Aim of the exercise: Using the listing below, copy every line that mentions "this".

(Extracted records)
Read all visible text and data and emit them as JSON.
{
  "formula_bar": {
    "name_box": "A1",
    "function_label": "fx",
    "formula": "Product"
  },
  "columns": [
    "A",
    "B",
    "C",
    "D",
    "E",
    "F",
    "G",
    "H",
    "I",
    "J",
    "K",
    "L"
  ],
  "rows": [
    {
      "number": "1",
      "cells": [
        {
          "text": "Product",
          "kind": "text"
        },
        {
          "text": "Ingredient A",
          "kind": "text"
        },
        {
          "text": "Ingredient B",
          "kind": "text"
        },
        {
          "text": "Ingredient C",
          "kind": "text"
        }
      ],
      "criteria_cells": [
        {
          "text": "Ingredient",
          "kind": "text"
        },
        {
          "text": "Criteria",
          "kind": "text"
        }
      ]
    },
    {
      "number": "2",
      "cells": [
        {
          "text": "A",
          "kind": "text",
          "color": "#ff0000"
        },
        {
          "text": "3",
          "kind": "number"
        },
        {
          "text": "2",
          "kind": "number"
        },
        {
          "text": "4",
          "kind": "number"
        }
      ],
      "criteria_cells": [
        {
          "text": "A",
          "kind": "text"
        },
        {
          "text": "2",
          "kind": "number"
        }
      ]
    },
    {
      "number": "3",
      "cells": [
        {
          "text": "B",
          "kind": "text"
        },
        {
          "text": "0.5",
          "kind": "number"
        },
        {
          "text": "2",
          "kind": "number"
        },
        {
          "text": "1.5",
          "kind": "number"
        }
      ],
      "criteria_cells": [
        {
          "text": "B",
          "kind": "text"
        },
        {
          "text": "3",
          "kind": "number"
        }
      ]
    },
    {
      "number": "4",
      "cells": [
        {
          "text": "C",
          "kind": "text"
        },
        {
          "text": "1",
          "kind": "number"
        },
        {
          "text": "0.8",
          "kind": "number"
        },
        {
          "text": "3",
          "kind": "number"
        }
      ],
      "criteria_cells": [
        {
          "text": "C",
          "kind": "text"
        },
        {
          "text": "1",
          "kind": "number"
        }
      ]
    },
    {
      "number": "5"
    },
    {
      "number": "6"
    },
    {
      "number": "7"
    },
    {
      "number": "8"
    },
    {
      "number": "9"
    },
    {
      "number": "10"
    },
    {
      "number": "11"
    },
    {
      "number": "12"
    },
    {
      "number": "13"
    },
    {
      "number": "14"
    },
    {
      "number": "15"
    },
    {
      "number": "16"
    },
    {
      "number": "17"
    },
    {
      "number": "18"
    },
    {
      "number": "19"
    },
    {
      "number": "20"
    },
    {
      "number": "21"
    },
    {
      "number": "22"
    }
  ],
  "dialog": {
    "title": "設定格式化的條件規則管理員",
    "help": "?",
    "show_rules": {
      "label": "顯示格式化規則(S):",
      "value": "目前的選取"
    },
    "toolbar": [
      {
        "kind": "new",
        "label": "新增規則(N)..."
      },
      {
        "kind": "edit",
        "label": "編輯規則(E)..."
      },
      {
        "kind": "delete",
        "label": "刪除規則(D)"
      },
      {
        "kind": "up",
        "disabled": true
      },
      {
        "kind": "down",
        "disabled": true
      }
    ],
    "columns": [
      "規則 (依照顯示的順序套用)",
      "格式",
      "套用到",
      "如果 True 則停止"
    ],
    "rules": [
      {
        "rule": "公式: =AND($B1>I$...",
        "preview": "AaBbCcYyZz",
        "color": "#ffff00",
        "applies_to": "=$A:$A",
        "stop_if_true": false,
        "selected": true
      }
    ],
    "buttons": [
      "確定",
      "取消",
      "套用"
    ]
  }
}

...

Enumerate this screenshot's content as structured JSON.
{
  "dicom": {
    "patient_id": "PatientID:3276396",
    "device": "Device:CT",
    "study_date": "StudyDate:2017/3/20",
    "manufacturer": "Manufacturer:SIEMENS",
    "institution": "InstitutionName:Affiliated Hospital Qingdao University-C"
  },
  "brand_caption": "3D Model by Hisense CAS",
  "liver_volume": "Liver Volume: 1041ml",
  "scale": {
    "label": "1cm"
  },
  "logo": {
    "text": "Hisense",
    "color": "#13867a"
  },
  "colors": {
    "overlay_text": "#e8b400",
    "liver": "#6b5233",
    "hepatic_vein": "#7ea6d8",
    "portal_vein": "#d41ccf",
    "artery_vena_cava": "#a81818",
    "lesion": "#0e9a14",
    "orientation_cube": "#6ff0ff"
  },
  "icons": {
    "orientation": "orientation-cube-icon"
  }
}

...

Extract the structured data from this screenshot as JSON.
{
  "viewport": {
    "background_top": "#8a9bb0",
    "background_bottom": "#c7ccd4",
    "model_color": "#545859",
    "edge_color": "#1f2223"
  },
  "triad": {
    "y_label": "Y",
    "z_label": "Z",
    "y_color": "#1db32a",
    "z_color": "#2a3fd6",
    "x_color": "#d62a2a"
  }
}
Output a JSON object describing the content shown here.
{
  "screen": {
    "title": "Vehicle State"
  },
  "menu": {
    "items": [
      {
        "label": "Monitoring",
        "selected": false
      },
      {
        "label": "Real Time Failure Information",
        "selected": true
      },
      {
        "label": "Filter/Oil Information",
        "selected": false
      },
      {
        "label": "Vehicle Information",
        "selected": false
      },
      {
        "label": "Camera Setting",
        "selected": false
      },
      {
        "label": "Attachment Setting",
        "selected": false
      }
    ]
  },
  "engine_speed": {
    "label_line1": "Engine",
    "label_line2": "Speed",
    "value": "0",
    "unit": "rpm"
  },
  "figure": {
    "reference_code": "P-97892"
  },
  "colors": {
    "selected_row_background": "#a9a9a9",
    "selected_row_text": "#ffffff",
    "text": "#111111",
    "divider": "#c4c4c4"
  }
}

Solution below:
Enumerate this screenshot's content as structured JSON.
Extract the structured data from this screenshot as JSON.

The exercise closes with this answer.